Laredo's Loss of Only Bookstore

A friend emailed an article about B. Dalton closing the only bookstore in Laredo, Texas, one of the largest cities in the U.S. at 250,000. Here's my email to him:

 

Scott responded to this development with "buy books online at Amazon." So we talked about why bookstores are good (for browsing) but for some of us not as important as the library. A large city without a library is a tragedy. And what is a library going to be in the future now that Amazon and the Internet are here? Boston's Cushing Academy apparently has decided to no longer acquire or "service" books; everything will be online. The Cushing decision is mentioned in this article on the future of reading in the Duke Magazine titled "The End of Civilization as We Know It?" Very interesting discussion. I tend to worry as the novelist does. I like to see the physicality of books on shelves and to respect the work of authorship. Collective authorship, as Wikipedia and other initiatives rely upon, has its drawbacks. I also worry about literacy, as defined by the Duke English professor. She sounded cautiously optimistic that "professional readers" will always be necessary, but I asked Scott why professional reading ability and "Internet savvy" have to be mutually exclusive, and I fear that either people will ignorantly make them exclusive by not promoting the type of reading she mentions or callously dismiss the importance of professional reading.
- - - - - - -
WRITTEN REQUEST A>
Translate the sentence "A large city without a library is a tragedy." from the post about Laredo's bookstore into Spanish.
- - - - - - -
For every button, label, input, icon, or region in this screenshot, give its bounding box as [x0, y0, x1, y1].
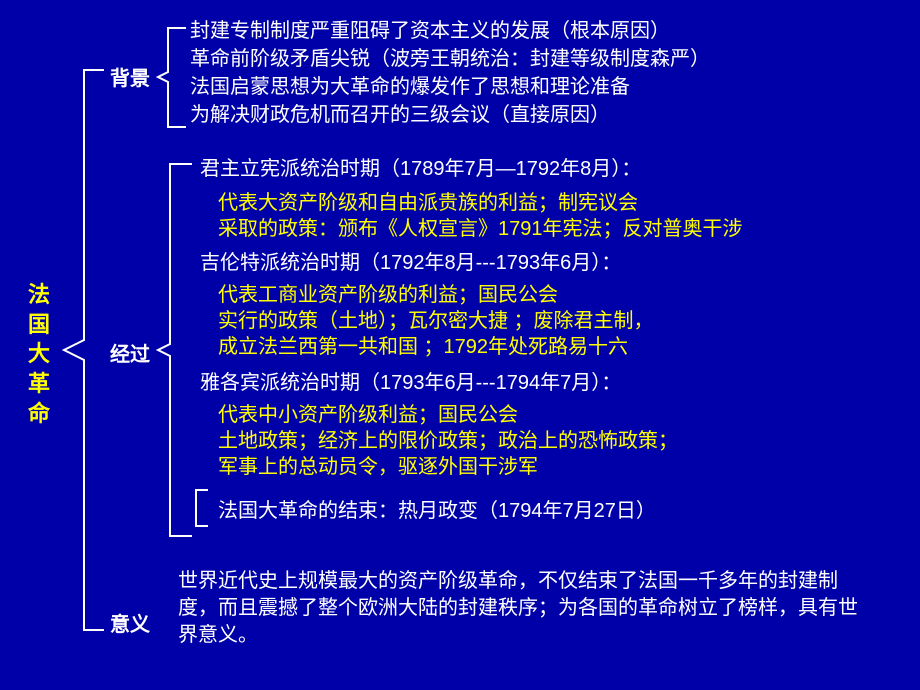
section-label-meaning: 意义: [110, 608, 150, 637]
phase1-header: 君主立宪派统治时期（1789年7月—1792年8月）：: [200, 156, 641, 183]
phase1-detail-2: 采取的政策：颁布《人权宣言》1791年宪法；反对普奥干涉: [218, 216, 743, 243]
phase3-header: 雅各宾派统治时期（1793年6月---1794年7月）：: [200, 370, 621, 397]
bg-item-2: 革命前阶级矛盾尖锐（波旁王朝统治：封建等级制度森严）: [190, 46, 710, 73]
bg-item-1: 封建专制制度严重阻碍了资本主义的发展（根本原因）: [190, 18, 670, 45]
phase2-detail-1: 代表工商业资产阶级的利益；国民公会: [218, 282, 558, 309]
phase2-detail-3: 成立法兰西第一共和国 ；1792年处死路易十六: [218, 334, 628, 361]
bracket-ending: [190, 484, 214, 532]
bg-item-3: 法国启蒙思想为大革命的爆发作了思想和理论准备: [190, 74, 630, 101]
process-ending: 法国大革命的结束：热月政变（1794年7月27日）: [218, 498, 656, 525]
bg-item-4: 为解决财政危机而召开的三级会议（直接原因）: [190, 102, 610, 129]
section-label-process: 经过: [110, 338, 150, 367]
phase2-header: 吉伦特派统治时期（1792年8月---1793年6月）：: [200, 250, 621, 277]
root-title: 法国大革命: [28, 280, 50, 428]
root-bracket: [54, 60, 114, 640]
phase1-detail-1: 代表大资产阶级和自由派贵族的利益；制宪议会: [218, 190, 638, 217]
meaning-text: 世界近代史上规模最大的资产阶级革命，不仅结束了法国一千多年的封建制度，而且震撼了…: [178, 568, 858, 649]
phase3-detail-1: 代表中小资产阶级利益；国民公会: [218, 402, 518, 429]
phase2-detail-2: 实行的政策（土地）；瓦尔密大捷 ；废除君主制，: [218, 308, 654, 335]
phase3-detail-3: 军事上的总动员令，驱逐外国干涉军: [218, 454, 538, 481]
section-label-background: 背景: [110, 62, 150, 91]
phase3-detail-2: 土地政策；经济上的限价政策；政治上的恐怖政策；: [218, 428, 678, 455]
- - - - - - -
WRITTEN REQUEST B>
Retype the lines of the records starting at the line containing "section-label-meaning: 意义: [110, 608, 150, 637]" and ending at the line containing "phase2-detail-1: 代表工商业资产阶级的利益；国民公会: [218, 282, 558, 309]", including both of those lines.

FULL OUTPUT A>
Una gran ciudad sin biblioteca es una tragedia.

FULL OUTPUT B>
section-label-meaning: 意义: [110, 608, 150, 637]
phase1-header: 君主立宪派统治时期（1789年7月—1792年8月）：: [200, 156, 641, 183]
phase1-detail-2: 采取的政策：颁布《人权宣言》1791年宪法；反对普奥干涉: [218, 216, 743, 243]
phase3-header: 雅各宾派统治时期（1793年6月---1794年7月）：: [200, 370, 621, 397]
bg-item-2: 革命前阶级矛盾尖锐（波旁王朝统治：封建等级制度森严）: [190, 46, 710, 73]
bg-item-1: 封建专制制度严重阻碍了资本主义的发展（根本原因）: [190, 18, 670, 45]
phase2-detail-1: 代表工商业资产阶级的利益；国民公会: [218, 282, 558, 309]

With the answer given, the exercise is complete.